Goal
For each line below that includes the word "boarding", make a copy.
──────── Data records
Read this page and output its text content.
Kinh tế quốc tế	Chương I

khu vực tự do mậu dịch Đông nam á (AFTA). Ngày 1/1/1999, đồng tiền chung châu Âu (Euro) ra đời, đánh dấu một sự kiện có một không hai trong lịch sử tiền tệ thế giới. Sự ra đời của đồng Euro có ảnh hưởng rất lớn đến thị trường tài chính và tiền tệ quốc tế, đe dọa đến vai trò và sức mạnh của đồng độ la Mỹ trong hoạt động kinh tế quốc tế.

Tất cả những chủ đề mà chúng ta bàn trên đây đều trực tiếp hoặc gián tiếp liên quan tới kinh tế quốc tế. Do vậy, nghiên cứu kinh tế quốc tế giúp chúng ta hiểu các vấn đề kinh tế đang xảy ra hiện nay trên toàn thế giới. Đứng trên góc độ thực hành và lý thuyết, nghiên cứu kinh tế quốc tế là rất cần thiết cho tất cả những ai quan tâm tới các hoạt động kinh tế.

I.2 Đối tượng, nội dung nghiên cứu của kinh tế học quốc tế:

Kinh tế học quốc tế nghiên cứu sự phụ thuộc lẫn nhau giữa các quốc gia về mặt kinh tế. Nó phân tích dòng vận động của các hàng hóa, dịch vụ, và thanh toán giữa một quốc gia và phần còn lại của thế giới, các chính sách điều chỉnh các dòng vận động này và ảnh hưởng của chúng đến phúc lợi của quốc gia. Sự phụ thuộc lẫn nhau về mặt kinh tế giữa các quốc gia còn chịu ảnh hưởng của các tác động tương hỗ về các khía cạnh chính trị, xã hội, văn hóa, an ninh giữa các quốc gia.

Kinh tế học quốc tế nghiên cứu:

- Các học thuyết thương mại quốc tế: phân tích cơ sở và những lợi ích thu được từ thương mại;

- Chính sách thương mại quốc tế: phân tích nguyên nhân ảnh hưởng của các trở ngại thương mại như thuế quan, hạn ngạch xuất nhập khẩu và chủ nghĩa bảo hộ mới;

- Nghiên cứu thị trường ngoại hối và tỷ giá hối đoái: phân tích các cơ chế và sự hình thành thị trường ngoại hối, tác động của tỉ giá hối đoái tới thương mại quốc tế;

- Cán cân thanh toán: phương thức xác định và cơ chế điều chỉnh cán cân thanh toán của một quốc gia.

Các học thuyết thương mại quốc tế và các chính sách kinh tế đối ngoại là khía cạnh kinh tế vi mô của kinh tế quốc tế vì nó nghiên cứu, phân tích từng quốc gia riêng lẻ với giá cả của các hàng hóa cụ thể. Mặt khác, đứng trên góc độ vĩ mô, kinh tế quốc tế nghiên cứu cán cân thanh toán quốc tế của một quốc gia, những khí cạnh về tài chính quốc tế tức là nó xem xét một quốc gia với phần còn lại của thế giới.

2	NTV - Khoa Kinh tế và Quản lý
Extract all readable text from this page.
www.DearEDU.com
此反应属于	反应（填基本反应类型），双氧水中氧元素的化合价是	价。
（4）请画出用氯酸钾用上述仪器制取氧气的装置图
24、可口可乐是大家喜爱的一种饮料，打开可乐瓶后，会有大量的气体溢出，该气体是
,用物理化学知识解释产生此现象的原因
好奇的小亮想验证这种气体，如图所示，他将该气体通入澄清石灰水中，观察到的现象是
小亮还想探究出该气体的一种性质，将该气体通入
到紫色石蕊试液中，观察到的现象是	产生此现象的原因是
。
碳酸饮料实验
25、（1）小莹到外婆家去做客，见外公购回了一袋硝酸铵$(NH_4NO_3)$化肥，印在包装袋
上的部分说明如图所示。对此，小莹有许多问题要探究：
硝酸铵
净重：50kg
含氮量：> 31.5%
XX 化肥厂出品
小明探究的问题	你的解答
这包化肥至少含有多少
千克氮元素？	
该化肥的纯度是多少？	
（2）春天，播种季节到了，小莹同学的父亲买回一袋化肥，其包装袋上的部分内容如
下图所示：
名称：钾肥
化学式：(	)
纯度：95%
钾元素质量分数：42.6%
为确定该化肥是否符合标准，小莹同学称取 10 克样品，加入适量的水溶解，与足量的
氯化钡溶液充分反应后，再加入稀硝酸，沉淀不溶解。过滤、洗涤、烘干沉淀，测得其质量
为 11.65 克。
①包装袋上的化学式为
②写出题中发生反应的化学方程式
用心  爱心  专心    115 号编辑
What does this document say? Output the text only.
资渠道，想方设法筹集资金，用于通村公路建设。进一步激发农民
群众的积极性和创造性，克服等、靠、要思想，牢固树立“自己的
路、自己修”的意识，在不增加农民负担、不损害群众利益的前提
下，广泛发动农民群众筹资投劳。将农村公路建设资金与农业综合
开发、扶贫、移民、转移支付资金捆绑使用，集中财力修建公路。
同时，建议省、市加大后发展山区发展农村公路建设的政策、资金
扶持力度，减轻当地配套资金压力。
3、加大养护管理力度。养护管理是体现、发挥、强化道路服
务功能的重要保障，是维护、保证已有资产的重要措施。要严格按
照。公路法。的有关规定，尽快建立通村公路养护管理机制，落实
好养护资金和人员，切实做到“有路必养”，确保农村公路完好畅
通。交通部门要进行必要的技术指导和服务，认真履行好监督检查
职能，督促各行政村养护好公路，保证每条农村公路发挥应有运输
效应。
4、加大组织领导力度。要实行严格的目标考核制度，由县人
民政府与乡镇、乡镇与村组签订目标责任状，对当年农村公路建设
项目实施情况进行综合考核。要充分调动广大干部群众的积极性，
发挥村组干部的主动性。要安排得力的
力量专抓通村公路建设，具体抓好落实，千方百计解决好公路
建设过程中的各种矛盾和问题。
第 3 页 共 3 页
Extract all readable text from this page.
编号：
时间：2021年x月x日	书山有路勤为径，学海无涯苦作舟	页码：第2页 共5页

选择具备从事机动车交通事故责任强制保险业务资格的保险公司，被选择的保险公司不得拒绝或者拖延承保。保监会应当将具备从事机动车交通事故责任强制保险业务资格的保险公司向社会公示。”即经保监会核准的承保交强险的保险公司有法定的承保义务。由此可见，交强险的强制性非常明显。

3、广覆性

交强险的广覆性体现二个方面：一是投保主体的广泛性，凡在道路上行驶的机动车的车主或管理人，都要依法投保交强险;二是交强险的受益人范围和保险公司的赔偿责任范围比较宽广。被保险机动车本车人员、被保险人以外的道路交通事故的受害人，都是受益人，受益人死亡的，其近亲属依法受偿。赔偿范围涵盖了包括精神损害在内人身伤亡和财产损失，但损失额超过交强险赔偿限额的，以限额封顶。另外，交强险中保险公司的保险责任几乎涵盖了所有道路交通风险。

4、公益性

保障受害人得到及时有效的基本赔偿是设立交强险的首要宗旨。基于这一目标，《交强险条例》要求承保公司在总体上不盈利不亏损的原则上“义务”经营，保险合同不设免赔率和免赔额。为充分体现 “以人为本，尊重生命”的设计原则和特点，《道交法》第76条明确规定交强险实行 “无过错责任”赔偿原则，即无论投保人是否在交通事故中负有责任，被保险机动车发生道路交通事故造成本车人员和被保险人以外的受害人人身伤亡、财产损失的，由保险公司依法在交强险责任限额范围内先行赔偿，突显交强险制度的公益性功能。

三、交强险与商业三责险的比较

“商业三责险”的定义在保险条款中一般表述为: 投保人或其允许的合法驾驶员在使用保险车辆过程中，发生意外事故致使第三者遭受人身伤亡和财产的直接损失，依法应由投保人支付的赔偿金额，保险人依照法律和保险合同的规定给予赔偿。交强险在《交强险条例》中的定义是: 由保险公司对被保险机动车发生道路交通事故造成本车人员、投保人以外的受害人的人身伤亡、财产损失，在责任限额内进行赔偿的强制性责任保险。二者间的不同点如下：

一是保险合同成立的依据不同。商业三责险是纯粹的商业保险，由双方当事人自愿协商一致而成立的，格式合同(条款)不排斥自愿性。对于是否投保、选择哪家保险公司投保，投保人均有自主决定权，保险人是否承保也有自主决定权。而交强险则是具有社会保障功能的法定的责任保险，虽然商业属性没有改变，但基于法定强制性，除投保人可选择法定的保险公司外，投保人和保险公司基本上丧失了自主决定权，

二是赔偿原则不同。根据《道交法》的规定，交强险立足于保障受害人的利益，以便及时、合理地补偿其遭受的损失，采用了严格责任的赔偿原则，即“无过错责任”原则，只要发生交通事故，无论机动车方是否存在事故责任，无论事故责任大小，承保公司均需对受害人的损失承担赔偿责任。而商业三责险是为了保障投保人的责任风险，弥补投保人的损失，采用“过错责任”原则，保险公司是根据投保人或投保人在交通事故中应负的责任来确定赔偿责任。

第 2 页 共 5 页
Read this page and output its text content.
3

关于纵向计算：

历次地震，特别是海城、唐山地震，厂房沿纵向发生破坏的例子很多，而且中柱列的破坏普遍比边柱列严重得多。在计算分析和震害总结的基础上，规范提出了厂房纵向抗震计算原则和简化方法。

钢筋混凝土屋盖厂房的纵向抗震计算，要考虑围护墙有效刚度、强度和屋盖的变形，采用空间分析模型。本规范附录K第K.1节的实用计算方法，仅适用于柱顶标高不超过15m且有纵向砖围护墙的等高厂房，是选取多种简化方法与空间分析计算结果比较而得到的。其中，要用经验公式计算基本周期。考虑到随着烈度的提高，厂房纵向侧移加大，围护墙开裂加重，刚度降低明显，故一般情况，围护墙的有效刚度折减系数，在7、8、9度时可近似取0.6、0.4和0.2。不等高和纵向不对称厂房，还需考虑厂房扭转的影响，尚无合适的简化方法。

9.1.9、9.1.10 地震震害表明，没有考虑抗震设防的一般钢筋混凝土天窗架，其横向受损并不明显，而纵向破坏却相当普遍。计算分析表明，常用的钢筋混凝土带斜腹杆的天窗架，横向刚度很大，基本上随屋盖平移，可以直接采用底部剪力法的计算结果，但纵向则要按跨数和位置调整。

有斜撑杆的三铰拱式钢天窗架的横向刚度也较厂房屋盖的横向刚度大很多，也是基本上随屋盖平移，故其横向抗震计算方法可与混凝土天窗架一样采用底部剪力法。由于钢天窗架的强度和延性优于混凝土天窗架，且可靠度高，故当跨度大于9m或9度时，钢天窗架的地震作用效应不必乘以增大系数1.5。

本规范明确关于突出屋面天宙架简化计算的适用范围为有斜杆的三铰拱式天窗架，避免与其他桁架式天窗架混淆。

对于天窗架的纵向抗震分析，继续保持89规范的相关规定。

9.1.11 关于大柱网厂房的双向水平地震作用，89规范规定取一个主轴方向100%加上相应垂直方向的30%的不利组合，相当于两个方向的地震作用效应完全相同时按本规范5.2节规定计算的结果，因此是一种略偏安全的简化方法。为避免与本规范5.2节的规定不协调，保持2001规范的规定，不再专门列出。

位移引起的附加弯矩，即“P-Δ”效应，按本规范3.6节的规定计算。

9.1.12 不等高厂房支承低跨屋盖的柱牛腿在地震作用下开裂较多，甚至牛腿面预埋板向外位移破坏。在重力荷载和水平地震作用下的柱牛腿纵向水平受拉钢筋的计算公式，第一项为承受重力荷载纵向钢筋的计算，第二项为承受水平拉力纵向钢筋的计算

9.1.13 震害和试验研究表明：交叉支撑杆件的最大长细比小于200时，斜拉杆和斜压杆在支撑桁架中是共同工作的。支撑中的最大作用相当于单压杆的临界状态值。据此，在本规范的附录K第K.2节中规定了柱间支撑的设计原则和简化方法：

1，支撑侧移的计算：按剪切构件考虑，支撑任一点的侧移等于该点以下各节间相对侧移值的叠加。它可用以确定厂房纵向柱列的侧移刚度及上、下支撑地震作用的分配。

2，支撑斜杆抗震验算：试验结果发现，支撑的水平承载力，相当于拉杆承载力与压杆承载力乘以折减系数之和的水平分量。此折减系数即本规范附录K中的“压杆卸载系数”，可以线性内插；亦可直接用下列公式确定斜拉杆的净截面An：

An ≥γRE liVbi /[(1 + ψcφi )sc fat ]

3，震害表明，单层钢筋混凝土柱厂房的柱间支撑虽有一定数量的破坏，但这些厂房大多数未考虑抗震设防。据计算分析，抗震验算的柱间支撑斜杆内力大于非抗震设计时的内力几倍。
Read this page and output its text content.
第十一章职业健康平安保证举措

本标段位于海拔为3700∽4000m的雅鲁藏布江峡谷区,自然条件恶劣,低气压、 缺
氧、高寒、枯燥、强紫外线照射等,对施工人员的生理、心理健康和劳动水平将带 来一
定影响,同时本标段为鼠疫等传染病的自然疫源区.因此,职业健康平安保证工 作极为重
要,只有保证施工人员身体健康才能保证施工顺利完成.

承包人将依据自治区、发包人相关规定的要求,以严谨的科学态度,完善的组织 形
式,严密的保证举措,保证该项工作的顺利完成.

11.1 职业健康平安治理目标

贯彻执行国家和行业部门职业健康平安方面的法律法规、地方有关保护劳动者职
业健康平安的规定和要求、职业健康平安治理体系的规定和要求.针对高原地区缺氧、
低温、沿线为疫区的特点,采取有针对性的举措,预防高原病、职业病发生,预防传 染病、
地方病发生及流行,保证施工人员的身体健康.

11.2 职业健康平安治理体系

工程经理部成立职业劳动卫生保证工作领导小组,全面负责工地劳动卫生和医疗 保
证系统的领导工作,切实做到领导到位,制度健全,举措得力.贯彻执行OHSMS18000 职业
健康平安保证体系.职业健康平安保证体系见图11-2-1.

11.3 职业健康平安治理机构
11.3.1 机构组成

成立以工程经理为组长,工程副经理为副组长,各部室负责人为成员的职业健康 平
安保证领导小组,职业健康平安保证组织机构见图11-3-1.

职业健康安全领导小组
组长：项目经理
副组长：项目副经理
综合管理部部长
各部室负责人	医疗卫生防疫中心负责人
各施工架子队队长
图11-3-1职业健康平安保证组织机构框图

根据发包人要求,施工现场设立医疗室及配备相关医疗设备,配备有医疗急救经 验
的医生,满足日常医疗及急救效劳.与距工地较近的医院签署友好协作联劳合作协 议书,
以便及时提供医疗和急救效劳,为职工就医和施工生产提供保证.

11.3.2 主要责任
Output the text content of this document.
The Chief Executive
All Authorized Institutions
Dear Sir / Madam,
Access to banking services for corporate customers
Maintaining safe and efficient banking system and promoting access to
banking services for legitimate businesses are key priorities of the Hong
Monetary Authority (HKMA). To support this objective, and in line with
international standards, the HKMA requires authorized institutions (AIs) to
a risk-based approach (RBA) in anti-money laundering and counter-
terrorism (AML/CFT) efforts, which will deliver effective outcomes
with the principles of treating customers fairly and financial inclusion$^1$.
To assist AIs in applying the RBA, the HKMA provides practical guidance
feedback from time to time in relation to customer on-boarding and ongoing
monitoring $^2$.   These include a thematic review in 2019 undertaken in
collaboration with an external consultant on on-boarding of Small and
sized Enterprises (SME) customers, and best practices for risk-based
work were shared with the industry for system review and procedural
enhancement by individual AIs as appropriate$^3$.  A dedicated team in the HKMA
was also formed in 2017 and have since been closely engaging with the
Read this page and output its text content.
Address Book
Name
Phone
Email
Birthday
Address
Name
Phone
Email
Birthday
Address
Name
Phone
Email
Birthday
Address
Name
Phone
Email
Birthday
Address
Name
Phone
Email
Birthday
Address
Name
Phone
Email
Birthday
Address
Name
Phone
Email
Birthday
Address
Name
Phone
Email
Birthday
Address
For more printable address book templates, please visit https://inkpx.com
────────────────
Answer to this problem
feedback from time to time in relation to customer on-boarding and ongoing
collaboration with an external consultant on on-boarding of Small and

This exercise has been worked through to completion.